Extracts from a graphics dataset:
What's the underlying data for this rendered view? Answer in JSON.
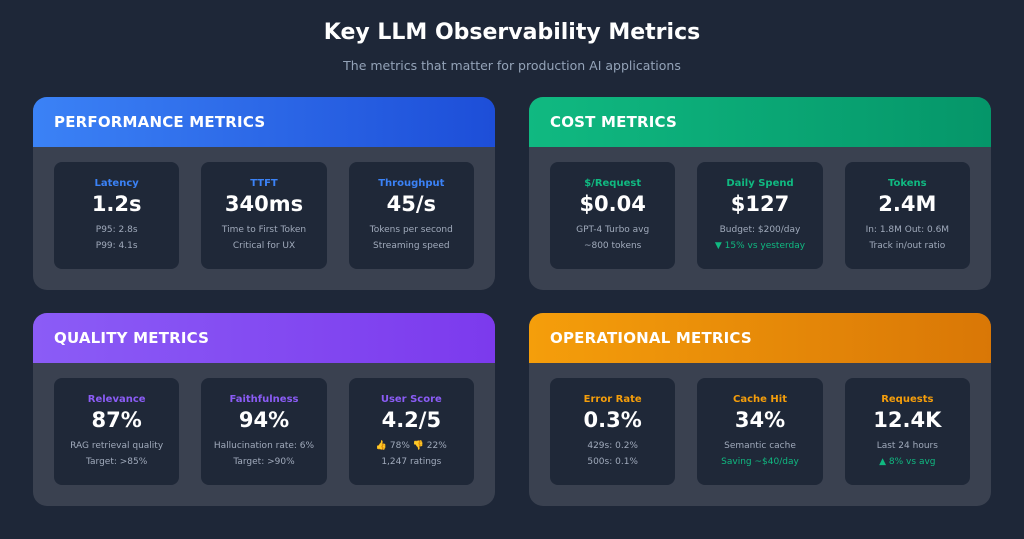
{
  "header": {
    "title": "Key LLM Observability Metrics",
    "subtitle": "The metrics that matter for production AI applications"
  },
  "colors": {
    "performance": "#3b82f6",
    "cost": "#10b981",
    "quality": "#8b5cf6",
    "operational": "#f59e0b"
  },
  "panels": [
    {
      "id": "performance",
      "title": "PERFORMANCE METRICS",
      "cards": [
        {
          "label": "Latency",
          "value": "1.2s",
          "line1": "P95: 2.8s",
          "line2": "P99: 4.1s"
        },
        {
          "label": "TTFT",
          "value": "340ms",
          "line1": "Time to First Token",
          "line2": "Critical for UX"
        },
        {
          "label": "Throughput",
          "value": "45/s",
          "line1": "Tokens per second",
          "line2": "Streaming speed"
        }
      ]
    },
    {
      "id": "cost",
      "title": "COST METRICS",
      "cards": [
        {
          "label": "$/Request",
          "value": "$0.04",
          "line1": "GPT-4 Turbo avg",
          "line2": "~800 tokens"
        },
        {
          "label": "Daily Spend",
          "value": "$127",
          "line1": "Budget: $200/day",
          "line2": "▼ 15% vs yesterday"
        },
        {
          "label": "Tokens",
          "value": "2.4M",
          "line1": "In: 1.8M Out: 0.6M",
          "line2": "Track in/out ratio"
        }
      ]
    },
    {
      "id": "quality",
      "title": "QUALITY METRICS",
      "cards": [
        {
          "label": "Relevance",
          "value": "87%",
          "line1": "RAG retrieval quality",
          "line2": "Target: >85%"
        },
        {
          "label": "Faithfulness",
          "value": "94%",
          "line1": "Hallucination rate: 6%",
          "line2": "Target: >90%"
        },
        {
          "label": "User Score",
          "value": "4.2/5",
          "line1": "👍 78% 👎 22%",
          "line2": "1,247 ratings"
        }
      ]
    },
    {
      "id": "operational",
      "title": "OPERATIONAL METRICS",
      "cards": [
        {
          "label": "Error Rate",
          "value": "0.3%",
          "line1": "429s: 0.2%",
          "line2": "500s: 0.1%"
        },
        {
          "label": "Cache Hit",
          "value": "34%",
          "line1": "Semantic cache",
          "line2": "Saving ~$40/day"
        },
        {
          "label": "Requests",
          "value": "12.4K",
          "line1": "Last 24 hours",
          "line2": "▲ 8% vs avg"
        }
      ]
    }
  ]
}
--
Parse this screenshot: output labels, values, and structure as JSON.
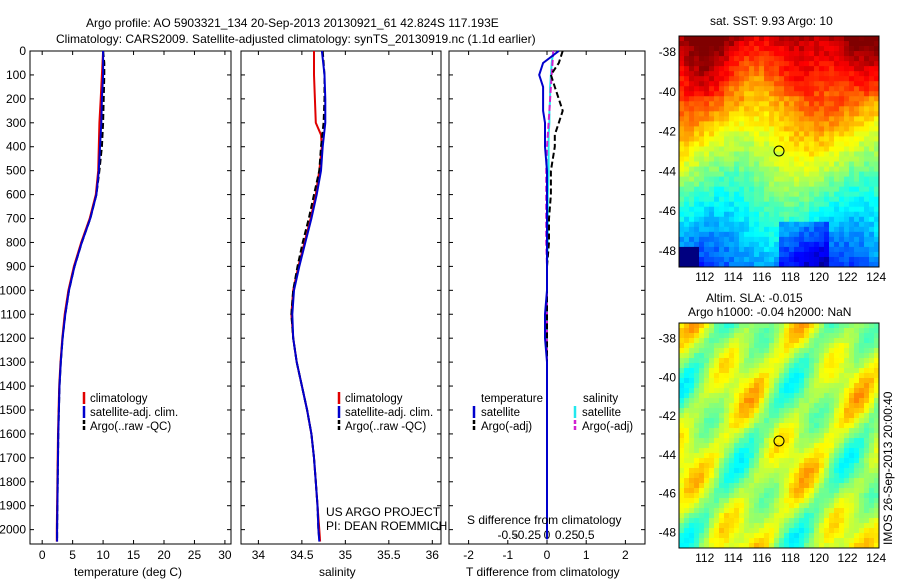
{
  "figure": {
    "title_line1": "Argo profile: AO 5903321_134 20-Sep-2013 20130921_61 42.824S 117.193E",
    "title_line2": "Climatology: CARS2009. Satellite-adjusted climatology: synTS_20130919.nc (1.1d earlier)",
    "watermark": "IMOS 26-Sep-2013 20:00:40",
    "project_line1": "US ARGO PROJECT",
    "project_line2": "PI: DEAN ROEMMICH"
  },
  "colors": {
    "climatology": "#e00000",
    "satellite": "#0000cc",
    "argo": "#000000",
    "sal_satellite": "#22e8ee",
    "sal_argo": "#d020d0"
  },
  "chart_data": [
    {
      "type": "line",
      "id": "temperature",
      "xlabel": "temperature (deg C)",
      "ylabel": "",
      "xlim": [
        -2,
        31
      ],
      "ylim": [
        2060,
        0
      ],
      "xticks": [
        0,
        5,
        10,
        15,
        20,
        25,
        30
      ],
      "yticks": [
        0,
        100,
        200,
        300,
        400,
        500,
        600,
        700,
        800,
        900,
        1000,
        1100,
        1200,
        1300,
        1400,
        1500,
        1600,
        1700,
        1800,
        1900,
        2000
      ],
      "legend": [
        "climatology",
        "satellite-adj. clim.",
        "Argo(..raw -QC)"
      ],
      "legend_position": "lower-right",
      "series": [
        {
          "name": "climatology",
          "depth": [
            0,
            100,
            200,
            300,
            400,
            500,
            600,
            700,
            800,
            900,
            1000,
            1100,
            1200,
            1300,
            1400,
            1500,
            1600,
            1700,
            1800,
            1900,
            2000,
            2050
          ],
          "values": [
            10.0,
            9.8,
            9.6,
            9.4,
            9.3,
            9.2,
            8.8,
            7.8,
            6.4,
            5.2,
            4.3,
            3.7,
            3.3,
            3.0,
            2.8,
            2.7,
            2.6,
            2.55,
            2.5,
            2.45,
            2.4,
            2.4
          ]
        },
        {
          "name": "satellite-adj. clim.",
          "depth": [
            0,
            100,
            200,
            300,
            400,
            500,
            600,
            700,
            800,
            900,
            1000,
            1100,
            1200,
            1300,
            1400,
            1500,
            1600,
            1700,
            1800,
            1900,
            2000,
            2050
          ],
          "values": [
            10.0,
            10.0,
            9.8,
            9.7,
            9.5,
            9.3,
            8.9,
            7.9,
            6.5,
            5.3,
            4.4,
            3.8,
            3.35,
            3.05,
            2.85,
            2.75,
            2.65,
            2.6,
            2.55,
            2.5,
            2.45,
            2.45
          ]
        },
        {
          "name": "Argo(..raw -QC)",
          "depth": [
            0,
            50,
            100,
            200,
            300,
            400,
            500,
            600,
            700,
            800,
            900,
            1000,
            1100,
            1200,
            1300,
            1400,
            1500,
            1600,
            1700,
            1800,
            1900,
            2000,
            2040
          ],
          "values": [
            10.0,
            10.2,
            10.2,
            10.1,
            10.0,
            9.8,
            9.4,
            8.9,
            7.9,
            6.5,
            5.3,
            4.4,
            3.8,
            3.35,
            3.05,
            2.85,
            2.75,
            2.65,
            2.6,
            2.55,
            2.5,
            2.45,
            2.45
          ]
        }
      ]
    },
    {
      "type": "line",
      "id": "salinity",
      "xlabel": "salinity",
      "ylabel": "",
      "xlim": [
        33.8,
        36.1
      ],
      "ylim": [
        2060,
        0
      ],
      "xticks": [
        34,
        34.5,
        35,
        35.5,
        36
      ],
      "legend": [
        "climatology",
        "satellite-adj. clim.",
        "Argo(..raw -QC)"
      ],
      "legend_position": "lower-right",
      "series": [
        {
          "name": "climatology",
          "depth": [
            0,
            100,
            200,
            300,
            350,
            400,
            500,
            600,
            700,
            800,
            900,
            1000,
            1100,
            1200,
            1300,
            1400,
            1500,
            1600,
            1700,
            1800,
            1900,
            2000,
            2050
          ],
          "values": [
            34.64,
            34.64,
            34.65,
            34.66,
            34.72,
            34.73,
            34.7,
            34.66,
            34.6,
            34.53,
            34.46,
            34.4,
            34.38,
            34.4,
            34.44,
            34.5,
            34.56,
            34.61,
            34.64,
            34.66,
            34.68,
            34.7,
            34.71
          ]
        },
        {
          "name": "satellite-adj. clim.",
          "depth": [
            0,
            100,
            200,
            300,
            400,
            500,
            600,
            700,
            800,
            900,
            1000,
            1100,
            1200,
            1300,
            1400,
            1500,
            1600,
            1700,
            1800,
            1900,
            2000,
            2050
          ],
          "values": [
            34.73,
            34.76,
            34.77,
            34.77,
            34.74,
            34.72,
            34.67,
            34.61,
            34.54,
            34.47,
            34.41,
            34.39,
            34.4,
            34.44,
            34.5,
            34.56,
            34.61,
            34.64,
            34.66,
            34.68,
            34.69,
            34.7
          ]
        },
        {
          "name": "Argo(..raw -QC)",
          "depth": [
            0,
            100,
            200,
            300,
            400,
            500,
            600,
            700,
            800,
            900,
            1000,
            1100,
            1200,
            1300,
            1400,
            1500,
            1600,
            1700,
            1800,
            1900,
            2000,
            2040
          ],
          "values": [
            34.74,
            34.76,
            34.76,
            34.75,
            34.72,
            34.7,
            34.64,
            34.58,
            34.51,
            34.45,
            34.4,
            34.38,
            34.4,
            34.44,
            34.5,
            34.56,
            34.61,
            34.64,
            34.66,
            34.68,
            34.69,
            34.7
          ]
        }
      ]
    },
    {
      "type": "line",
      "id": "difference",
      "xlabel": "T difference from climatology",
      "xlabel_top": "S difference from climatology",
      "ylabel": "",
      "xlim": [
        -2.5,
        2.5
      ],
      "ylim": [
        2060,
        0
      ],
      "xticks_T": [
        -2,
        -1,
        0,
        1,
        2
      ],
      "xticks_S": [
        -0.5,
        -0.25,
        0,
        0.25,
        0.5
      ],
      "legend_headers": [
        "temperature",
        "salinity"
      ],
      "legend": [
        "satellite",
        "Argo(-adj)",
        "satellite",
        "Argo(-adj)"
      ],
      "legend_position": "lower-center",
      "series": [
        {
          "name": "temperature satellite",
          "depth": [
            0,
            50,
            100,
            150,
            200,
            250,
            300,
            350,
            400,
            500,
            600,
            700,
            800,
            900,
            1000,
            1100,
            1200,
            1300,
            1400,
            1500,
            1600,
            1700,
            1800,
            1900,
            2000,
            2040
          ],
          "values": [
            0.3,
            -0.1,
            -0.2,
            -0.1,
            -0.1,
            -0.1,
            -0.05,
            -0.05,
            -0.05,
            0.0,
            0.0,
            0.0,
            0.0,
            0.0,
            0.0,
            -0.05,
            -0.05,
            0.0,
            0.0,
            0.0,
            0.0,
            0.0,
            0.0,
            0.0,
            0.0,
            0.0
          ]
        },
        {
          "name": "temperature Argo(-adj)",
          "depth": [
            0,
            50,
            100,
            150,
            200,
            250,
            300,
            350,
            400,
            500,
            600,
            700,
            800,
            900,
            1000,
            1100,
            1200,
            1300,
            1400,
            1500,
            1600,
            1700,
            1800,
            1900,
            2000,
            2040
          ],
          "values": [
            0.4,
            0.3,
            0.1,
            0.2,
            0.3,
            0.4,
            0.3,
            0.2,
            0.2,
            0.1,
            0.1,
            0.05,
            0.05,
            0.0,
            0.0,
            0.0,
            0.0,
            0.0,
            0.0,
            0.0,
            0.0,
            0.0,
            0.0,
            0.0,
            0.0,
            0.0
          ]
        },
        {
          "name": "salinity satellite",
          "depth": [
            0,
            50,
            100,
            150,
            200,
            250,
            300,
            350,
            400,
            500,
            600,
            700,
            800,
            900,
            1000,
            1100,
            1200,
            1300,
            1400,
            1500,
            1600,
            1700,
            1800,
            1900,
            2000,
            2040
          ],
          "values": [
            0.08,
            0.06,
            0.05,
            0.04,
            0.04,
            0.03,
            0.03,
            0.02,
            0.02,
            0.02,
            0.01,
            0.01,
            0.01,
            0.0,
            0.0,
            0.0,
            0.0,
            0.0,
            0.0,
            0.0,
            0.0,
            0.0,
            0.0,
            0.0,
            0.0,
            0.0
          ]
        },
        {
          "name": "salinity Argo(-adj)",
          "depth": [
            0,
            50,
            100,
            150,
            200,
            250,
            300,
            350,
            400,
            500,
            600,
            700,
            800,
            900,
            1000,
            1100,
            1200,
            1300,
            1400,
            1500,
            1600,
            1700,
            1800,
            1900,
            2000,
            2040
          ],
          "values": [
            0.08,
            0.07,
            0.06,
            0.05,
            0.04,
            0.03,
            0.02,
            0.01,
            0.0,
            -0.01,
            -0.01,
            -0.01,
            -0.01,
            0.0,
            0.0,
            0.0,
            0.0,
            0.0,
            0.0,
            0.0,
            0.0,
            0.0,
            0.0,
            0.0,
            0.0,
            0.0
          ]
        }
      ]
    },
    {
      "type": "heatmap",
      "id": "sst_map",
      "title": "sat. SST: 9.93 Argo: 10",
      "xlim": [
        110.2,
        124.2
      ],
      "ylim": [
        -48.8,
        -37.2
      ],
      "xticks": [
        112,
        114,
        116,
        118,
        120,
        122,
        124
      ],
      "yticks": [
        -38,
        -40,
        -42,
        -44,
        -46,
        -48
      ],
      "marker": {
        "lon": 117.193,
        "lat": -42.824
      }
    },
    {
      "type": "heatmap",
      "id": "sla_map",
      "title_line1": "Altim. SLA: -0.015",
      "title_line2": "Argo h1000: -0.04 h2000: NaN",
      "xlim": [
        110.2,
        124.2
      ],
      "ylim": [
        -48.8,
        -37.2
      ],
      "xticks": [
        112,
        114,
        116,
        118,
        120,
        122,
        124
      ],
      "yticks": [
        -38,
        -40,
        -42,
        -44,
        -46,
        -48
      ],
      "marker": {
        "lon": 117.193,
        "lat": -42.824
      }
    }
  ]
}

● **Exercise task**: Search the data for the string "climatology". List each line that has it.

● **Response to the exercise**:
    "title_line2": "Climatology: CARS2009. Satellite-adjusted climatology: synTS_20130919.nc (1.1d earlier)",
    "climatology": "#e00000",
        "climatology",
          "name": "climatology",
        "climatology",
          "name": "climatology",
      "xlabel": "T difference from climatology",
      "xlabel_top": "S difference from climatology",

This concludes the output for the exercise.